*** Input records
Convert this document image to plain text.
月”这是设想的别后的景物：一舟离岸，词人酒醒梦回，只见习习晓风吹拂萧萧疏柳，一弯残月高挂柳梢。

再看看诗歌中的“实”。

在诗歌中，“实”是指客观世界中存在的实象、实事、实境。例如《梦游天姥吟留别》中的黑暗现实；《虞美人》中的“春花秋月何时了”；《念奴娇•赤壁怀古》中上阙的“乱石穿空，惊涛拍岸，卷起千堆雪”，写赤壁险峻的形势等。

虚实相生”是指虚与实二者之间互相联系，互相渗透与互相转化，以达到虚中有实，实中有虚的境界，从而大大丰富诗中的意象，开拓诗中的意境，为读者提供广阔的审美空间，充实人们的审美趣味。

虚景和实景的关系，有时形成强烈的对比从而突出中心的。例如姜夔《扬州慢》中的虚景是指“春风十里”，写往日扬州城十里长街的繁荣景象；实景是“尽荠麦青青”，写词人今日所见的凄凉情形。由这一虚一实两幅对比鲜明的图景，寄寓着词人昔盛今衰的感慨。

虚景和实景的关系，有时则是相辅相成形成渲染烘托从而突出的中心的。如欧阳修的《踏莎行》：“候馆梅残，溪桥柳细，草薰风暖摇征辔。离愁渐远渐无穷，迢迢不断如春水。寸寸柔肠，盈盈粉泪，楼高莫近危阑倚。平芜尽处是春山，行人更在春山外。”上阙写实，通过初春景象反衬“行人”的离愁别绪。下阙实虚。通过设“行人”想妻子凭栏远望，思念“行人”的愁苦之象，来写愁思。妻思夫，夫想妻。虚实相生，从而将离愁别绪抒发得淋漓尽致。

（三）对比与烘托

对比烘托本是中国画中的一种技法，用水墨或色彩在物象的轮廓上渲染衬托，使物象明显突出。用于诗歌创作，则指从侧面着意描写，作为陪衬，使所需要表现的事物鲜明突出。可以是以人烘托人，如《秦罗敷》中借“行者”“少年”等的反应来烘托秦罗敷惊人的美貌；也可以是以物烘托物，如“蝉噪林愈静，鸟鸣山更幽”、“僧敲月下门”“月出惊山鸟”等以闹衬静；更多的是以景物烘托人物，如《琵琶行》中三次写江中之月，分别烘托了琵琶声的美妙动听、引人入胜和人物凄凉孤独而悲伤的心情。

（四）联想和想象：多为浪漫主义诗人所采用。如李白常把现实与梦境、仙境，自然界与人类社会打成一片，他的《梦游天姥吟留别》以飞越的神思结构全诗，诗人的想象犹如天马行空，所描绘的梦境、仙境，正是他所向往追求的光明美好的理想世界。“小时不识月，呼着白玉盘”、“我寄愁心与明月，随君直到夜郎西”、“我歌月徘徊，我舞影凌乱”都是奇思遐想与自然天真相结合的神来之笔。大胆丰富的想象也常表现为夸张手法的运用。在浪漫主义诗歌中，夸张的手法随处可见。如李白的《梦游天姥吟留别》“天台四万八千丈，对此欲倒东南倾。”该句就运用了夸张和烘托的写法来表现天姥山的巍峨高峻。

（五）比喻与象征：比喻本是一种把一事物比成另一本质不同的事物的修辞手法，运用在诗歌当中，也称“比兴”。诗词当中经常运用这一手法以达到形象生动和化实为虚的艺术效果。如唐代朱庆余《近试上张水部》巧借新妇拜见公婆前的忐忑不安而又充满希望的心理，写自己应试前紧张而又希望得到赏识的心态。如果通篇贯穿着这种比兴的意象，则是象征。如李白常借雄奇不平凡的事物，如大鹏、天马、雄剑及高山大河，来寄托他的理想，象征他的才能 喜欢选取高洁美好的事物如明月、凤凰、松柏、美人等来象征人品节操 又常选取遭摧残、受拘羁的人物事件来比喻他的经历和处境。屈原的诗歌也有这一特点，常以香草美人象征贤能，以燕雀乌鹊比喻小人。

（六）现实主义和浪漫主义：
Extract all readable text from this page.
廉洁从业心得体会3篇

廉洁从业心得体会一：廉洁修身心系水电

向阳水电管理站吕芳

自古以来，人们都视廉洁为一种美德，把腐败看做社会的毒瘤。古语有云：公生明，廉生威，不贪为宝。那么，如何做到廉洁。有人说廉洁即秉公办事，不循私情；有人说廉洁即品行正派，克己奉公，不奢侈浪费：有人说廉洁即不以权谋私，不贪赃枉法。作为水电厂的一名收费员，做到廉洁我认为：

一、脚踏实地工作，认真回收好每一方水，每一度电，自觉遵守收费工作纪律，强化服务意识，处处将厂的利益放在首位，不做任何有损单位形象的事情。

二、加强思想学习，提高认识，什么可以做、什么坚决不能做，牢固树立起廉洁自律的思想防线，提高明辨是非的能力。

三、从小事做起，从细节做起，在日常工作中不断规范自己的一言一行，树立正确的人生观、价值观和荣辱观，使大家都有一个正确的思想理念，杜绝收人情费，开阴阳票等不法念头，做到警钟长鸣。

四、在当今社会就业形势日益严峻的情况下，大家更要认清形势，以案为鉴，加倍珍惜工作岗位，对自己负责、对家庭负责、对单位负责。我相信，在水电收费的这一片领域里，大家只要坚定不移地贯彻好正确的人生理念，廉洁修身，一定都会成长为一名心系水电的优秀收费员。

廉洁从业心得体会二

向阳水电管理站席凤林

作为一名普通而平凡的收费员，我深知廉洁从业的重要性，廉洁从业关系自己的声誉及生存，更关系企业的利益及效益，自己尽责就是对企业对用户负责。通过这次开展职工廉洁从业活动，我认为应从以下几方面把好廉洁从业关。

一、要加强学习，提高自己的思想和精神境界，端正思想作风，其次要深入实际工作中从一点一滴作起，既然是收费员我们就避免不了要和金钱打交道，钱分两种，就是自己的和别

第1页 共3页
******
• _Objective_: Show the lines of the records that contain the word "虚景和实景的关系".

• _Solved problem_:
虚景和实景的关系，有时形成强烈的对比从而突出中心的。例如姜夔《扬州慢》中的虚景是指“春风十里”，写往日扬州城十里长街的繁荣景象；实景是“尽荠麦青青”，写词人今日所见的凄凉情形。由这一虚一实两幅对比鲜明的图景，寄寓着词人昔盛今衰的感慨。
虚景和实景的关系，有时则是相辅相成形成渲染烘托从而突出的中心的。如欧阳修的《踏莎行》：“候馆梅残，溪桥柳细，草薰风暖摇征辔。离愁渐远渐无穷，迢迢不断如春水。寸寸柔肠，盈盈粉泪，楼高莫近危阑倚。平芜尽处是春山，行人更在春山外。”上阙写实，通过初春景象反衬“行人”的离愁别绪。下阙实虚。通过设“行人”想妻子凭栏远望，思念“行人”的愁苦之象，来写愁思。妻思夫，夫想妻。虚实相生，从而将离愁别绪抒发得淋漓尽致。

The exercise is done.